Saved data entries
########
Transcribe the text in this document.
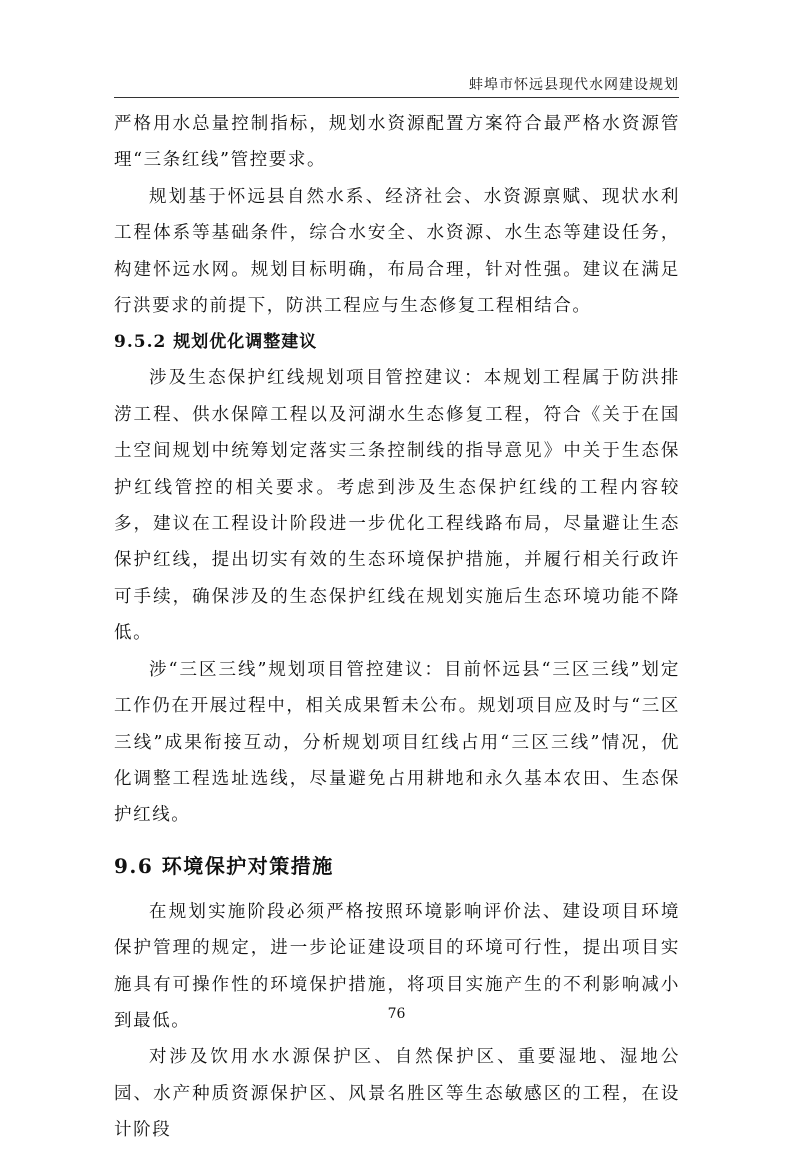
蚌埠市怀远县现代水网建设规划

严格用水总量控制指标，规划水资源配置方案符合最严格水资源管理“三条红线”管控要求。

规划基于怀远县自然水系、经济社会、水资源禀赋、现状水利工程体系等基础条件，综合水安全、水资源、水生态等建设任务，构建怀远水网。规划目标明确，布局合理，针对性强。建议在满足行洪要求的前提下，防洪工程应与生态修复工程相结合。

9.5.2 规划优化调整建议

涉及生态保护红线规划项目管控建议：本规划工程属于防洪排涝工程、供水保障工程以及河湖水生态修复工程，符合《关于在国土空间规划中统筹划定落实三条控制线的指导意见》中关于生态保护红线管控的相关要求。考虑到涉及生态保护红线的工程内容较多，建议在工程设计阶段进一步优化工程线路布局，尽量避让生态保护红线，提出切实有效的生态环境保护措施，并履行相关行政许可手续，确保涉及的生态保护红线在规划实施后生态环境功能不降低。

涉“三区三线”规划项目管控建议：目前怀远县“三区三线”划定工作仍在开展过程中，相关成果暂未公布。规划项目应及时与“三区三线”成果衔接互动，分析规划项目红线占用“三区三线”情况，优化调整工程选址选线，尽量避免占用耕地和永久基本农田、生态保护红线。

9.6 环境保护对策措施

在规划实施阶段必须严格按照环境影响评价法、建设项目环境保护管理的规定，进一步论证建设项目的环境可行性，提出项目实施具有可操作性的环境保护措施，将项目实施产生的不利影响减小到最低。

对涉及饮用水水源保护区、自然保护区、重要湿地、湿地公园、水产种质资源保护区、风景名胜区等生态敏感区的工程，在设计阶段

76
########
■ Goal
Copy each line exactly, and leave the pictures out of your copy.

■ Final answer
Transcribe the text in this document.
蚌埠市怀远县现代水网建设规划

严格用水总量控制指标，规划水资源配置方案符合最严格水资源管理“三条红线”管控要求。

规划基于怀远县自然水系、经济社会、水资源禀赋、现状水利工程体系等基础条件，综合水安全、水资源、水生态等建设任务，构建怀远水网。规划目标明确，布局合理，针对性强。建议在满足行洪要求的前提下，防洪工程应与生态修复工程相结合。

9.5.2 规划优化调整建议

涉及生态保护红线规划项目管控建议：本规划工程属于防洪排涝工程、供水保障工程以及河湖水生态修复工程，符合《关于在国土空间规划中统筹划定落实三条控制线的指导意见》中关于生态保护红线管控的相关要求。考虑到涉及生态保护红线的工程内容较多，建议在工程设计阶段进一步优化工程线路布局，尽量避让生态保护红线，提出切实有效的生态环境保护措施，并履行相关行政许可手续，确保涉及的生态保护红线在规划实施后生态环境功能不降低。

涉“三区三线”规划项目管控建议：目前怀远县“三区三线”划定工作仍在开展过程中，相关成果暂未公布。规划项目应及时与“三区三线”成果衔接互动，分析规划项目红线占用“三区三线”情况，优化调整工程选址选线，尽量避免占用耕地和永久基本农田、生态保护红线。

9.6 环境保护对策措施

在规划实施阶段必须严格按照环境影响评价法、建设项目环境保护管理的规定，进一步论证建设项目的环境可行性，提出项目实施具有可操作性的环境保护措施，将项目实施产生的不利影响减小到最低。

对涉及饮用水水源保护区、自然保护区、重要湿地、湿地公园、水产种质资源保护区、风景名胜区等生态敏感区的工程，在设计阶段

76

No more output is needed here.